■ WHAT YOU NEED TO DO: Below is a block of records; return all of them exactly, but without the images.

■ Data extracted from a collection:
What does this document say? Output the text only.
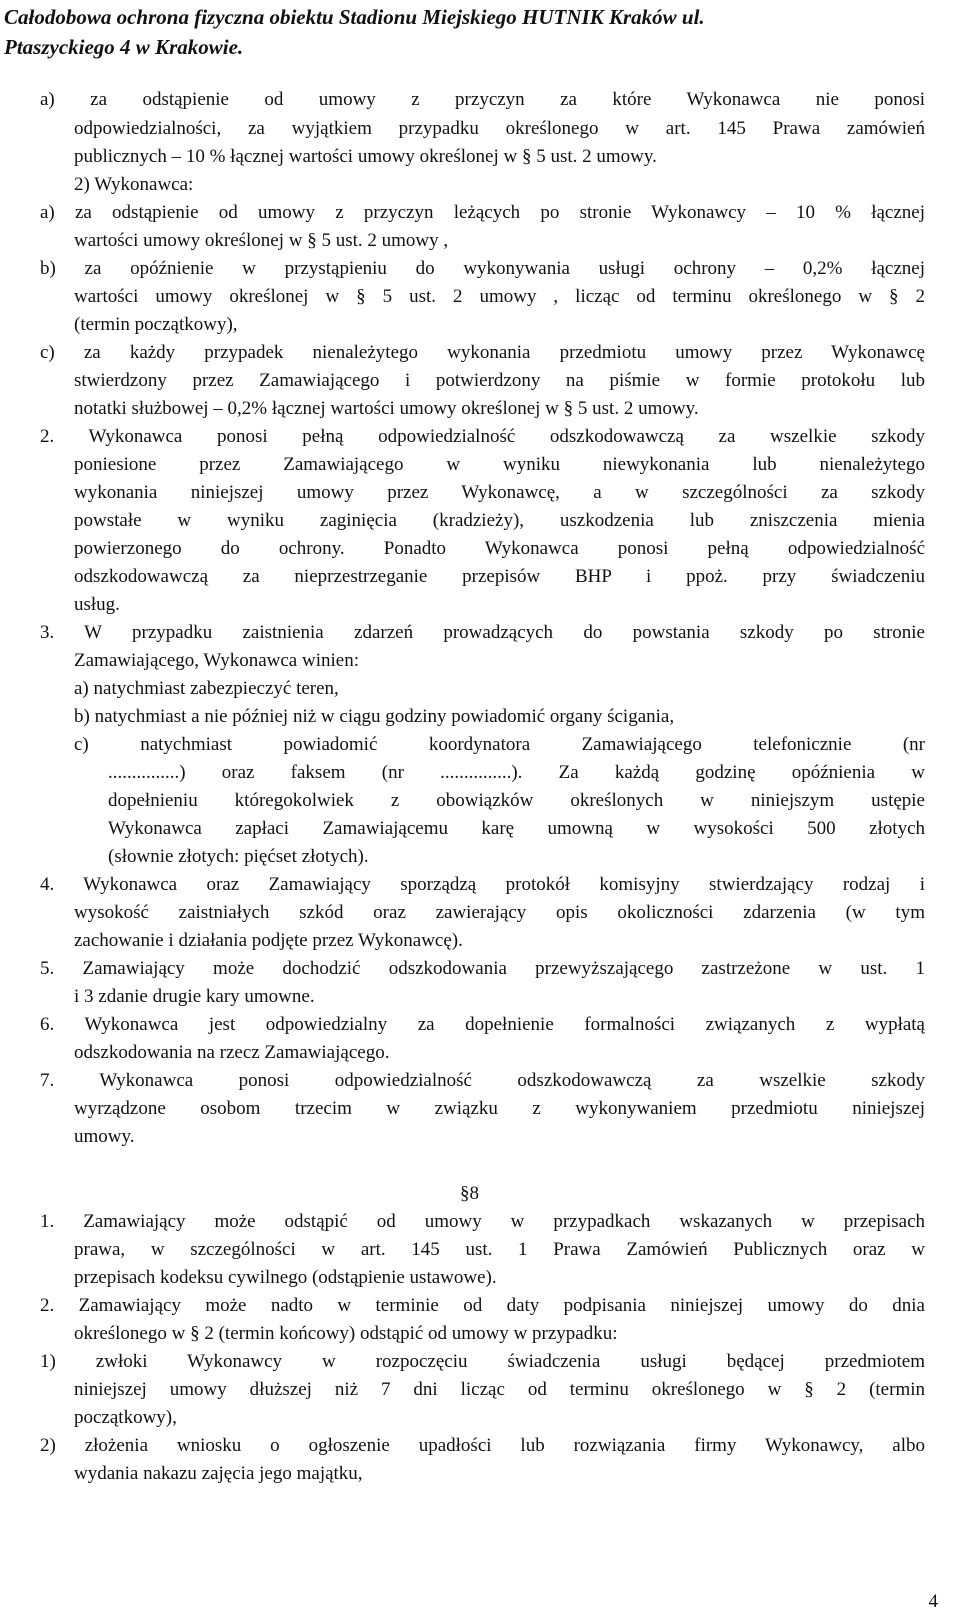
Całodobowa ochrona fizyczna obiektu Stadionu Miejskiego HUTNIK Kraków ul.
Ptaszyckiego 4 w Krakowie.
a) za odstąpienie od umowy z przyczyn za które Wykonawca nie ponosi
odpowiedzialności, za wyjątkiem przypadku określonego w art. 145 Prawa zamówień
publicznych – 10 % łącznej wartości umowy określonej w § 5 ust. 2 umowy.
2) Wykonawca:
a) za odstąpienie od umowy z przyczyn leżących po stronie Wykonawcy – 10 % łącznej
wartości umowy określonej w § 5 ust. 2 umowy ,
b) za opóźnienie w przystąpieniu do wykonywania usługi ochrony – 0,2% łącznej
wartości umowy określonej w § 5 ust. 2 umowy , licząc od terminu określonego w § 2
(termin początkowy),
c) za każdy przypadek nienależytego wykonania przedmiotu umowy przez Wykonawcę
stwierdzony przez Zamawiającego i potwierdzony na piśmie w formie protokołu lub
notatki służbowej – 0,2% łącznej wartości umowy określonej w § 5 ust. 2 umowy.
2. Wykonawca ponosi pełną odpowiedzialność odszkodowawczą za wszelkie szkody
poniesione przez Zamawiającego w wyniku niewykonania lub nienależytego
wykonania niniejszej umowy przez Wykonawcę, a w szczególności za szkody
powstałe w wyniku zaginięcia (kradzieży), uszkodzenia lub zniszczenia mienia
powierzonego do ochrony. Ponadto Wykonawca ponosi pełną odpowiedzialność
odszkodowawczą za nieprzestrzeganie przepisów BHP i ppoż. przy świadczeniu
usług.
3. W przypadku zaistnienia zdarzeń prowadzących do powstania szkody po stronie
Zamawiającego, Wykonawca winien:
a) natychmiast zabezpieczyć teren,
b) natychmiast a nie później niż w ciągu godziny powiadomić organy ścigania,
c) natychmiast powiadomić koordynatora Zamawiającego telefonicznie (nr
...............) oraz faksem (nr ...............). Za każdą godzinę opóźnienia w
dopełnieniu któregokolwiek z obowiązków określonych w niniejszym ustępie
Wykonawca zapłaci Zamawiającemu karę umowną w wysokości 500 złotych
(słownie złotych: pięćset złotych).
4. Wykonawca oraz Zamawiający sporządzą protokół komisyjny stwierdzający rodzaj i
wysokość zaistniałych szkód oraz zawierający opis okoliczności zdarzenia (w tym
zachowanie i działania podjęte przez Wykonawcę).
5. Zamawiający może dochodzić odszkodowania przewyższającego zastrzeżone w ust. 1
i 3 zdanie drugie kary umowne.
6. Wykonawca jest odpowiedzialny za dopełnienie formalności związanych z wypłatą
odszkodowania na rzecz Zamawiającego.
7. Wykonawca ponosi odpowiedzialność odszkodowawczą za wszelkie szkody
wyrządzone osobom trzecim w związku z wykonywaniem przedmiotu niniejszej
umowy.
§8
1. Zamawiający może odstąpić od umowy w przypadkach wskazanych w przepisach
prawa, w szczególności w art. 145 ust. 1 Prawa Zamówień Publicznych oraz w
przepisach kodeksu cywilnego (odstąpienie ustawowe).
2. Zamawiający może nadto w terminie od daty podpisania niniejszej umowy do dnia
określonego w § 2 (termin końcowy) odstąpić od umowy w przypadku:
1) zwłoki Wykonawcy w rozpoczęciu świadczenia usługi będącej przedmiotem
niniejszej umowy dłuższej niż 7 dni licząc od terminu określonego w § 2 (termin
początkowy),
2) złożenia wniosku o ogłoszenie upadłości lub rozwiązania firmy Wykonawcy, albo
wydania nakazu zajęcia jego majątku,
4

■ CORRECT RESULT:
What does this document say? Output the text only.
Całodobowa ochrona fizyczna obiektu Stadionu Miejskiego HUTNIK Kraków ul.
Ptaszyckiego 4 w Krakowie.
a) za odstąpienie od umowy z przyczyn za które Wykonawca nie ponosi
odpowiedzialności, za wyjątkiem przypadku określonego w art. 145 Prawa zamówień
publicznych – 10 % łącznej wartości umowy określonej w § 5 ust. 2 umowy.
2) Wykonawca:
a) za odstąpienie od umowy z przyczyn leżących po stronie Wykonawcy – 10 % łącznej
wartości umowy określonej w § 5 ust. 2 umowy ,
b) za opóźnienie w przystąpieniu do wykonywania usługi ochrony – 0,2% łącznej
wartości umowy określonej w § 5 ust. 2 umowy , licząc od terminu określonego w § 2
(termin początkowy),
c) za każdy przypadek nienależytego wykonania przedmiotu umowy przez Wykonawcę
stwierdzony przez Zamawiającego i potwierdzony na piśmie w formie protokołu lub
notatki służbowej – 0,2% łącznej wartości umowy określonej w § 5 ust. 2 umowy.
2. Wykonawca ponosi pełną odpowiedzialność odszkodowawczą za wszelkie szkody
poniesione przez Zamawiającego w wyniku niewykonania lub nienależytego
wykonania niniejszej umowy przez Wykonawcę, a w szczególności za szkody
powstałe w wyniku zaginięcia (kradzieży), uszkodzenia lub zniszczenia mienia
powierzonego do ochrony. Ponadto Wykonawca ponosi pełną odpowiedzialność
odszkodowawczą za nieprzestrzeganie przepisów BHP i ppoż. przy świadczeniu
usług.
3. W przypadku zaistnienia zdarzeń prowadzących do powstania szkody po stronie
Zamawiającego, Wykonawca winien:
a) natychmiast zabezpieczyć teren,
b) natychmiast a nie później niż w ciągu godziny powiadomić organy ścigania,
c) natychmiast powiadomić koordynatora Zamawiającego telefonicznie (nr
...............) oraz faksem (nr ...............). Za każdą godzinę opóźnienia w
dopełnieniu któregokolwiek z obowiązków określonych w niniejszym ustępie
Wykonawca zapłaci Zamawiającemu karę umowną w wysokości 500 złotych
(słownie złotych: pięćset złotych).
4. Wykonawca oraz Zamawiający sporządzą protokół komisyjny stwierdzający rodzaj i
wysokość zaistniałych szkód oraz zawierający opis okoliczności zdarzenia (w tym
zachowanie i działania podjęte przez Wykonawcę).
5. Zamawiający może dochodzić odszkodowania przewyższającego zastrzeżone w ust. 1
i 3 zdanie drugie kary umowne.
6. Wykonawca jest odpowiedzialny za dopełnienie formalności związanych z wypłatą
odszkodowania na rzecz Zamawiającego.
7. Wykonawca ponosi odpowiedzialność odszkodowawczą za wszelkie szkody
wyrządzone osobom trzecim w związku z wykonywaniem przedmiotu niniejszej
umowy.
§8
1. Zamawiający może odstąpić od umowy w przypadkach wskazanych w przepisach
prawa, w szczególności w art. 145 ust. 1 Prawa Zamówień Publicznych oraz w
przepisach kodeksu cywilnego (odstąpienie ustawowe).
2. Zamawiający może nadto w terminie od daty podpisania niniejszej umowy do dnia
określonego w § 2 (termin końcowy) odstąpić od umowy w przypadku:
1) zwłoki Wykonawcy w rozpoczęciu świadczenia usługi będącej przedmiotem
niniejszej umowy dłuższej niż 7 dni licząc od terminu określonego w § 2 (termin
początkowy),
2) złożenia wniosku o ogłoszenie upadłości lub rozwiązania firmy Wykonawcy, albo
wydania nakazu zajęcia jego majątku,
4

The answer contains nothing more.